----- Material provided -----
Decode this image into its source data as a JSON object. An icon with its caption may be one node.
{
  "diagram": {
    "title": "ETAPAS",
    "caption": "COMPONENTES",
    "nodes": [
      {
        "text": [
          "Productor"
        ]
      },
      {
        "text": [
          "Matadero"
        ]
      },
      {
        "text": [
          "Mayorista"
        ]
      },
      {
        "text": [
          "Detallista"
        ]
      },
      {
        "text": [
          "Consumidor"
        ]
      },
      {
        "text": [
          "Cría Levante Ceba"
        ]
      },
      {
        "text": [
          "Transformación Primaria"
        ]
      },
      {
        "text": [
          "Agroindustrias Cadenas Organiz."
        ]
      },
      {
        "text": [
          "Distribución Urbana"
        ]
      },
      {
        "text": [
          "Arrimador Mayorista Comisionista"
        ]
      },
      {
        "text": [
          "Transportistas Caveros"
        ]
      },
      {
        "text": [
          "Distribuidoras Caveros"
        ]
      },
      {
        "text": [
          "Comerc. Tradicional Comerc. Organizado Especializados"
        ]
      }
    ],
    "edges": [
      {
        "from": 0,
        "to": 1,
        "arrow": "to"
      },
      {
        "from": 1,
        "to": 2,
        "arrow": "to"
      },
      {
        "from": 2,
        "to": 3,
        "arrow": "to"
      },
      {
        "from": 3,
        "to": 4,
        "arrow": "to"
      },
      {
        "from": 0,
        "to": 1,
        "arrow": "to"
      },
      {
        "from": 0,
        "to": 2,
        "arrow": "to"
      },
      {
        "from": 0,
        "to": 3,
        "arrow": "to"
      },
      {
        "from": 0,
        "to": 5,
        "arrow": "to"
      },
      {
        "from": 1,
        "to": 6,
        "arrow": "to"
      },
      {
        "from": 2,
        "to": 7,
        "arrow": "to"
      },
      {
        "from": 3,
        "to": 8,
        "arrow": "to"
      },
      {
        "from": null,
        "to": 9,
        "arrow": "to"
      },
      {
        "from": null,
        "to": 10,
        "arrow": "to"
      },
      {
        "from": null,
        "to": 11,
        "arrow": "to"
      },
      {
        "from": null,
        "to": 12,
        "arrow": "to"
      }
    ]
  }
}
-----
Directions for this task – Recopy the entries above exactly, with every line included.

Solution to this task –
Decode this image into its source data as a JSON object. An icon with its caption may be one node.
{
  "diagram": {
    "title": "ETAPAS",
    "caption": "COMPONENTES",
    "nodes": [
      {
        "text": [
          "Productor"
        ]
      },
      {
        "text": [
          "Matadero"
        ]
      },
      {
        "text": [
          "Mayorista"
        ]
      },
      {
        "text": [
          "Detallista"
        ]
      },
      {
        "text": [
          "Consumidor"
        ]
      },
      {
        "text": [
          "Cría Levante Ceba"
        ]
      },
      {
        "text": [
          "Transformación Primaria"
        ]
      },
      {
        "text": [
          "Agroindustrias Cadenas Organiz."
        ]
      },
      {
        "text": [
          "Distribución Urbana"
        ]
      },
      {
        "text": [
          "Arrimador Mayorista Comisionista"
        ]
      },
      {
        "text": [
          "Transportistas Caveros"
        ]
      },
      {
        "text": [
          "Distribuidoras Caveros"
        ]
      },
      {
        "text": [
          "Comerc. Tradicional Comerc. Organizado Especializados"
        ]
      }
    ],
    "edges": [
      {
        "from": 0,
        "to": 1,
        "arrow": "to"
      },
      {
        "from": 1,
        "to": 2,
        "arrow": "to"
      },
      {
        "from": 2,
        "to": 3,
        "arrow": "to"
      },
      {
        "from": 3,
        "to": 4,
        "arrow": "to"
      },
      {
        "from": 0,
        "to": 1,
        "arrow": "to"
      },
      {
        "from": 0,
        "to": 2,
        "arrow": "to"
      },
      {
        "from": 0,
        "to": 3,
        "arrow": "to"
      },
      {
        "from": 0,
        "to": 5,
        "arrow": "to"
      },
      {
        "from": 1,
        "to": 6,
        "arrow": "to"
      },
      {
        "from": 2,
        "to": 7,
        "arrow": "to"
      },
      {
        "from": 3,
        "to": 8,
        "arrow": "to"
      },
      {
        "from": null,
        "to": 9,
        "arrow": "to"
      },
      {
        "from": null,
        "to": 10,
        "arrow": "to"
      },
      {
        "from": null,
        "to": 11,
        "arrow": "to"
      },
      {
        "from": null,
        "to": 12,
        "arrow": "to"
      }
    ]
  }
}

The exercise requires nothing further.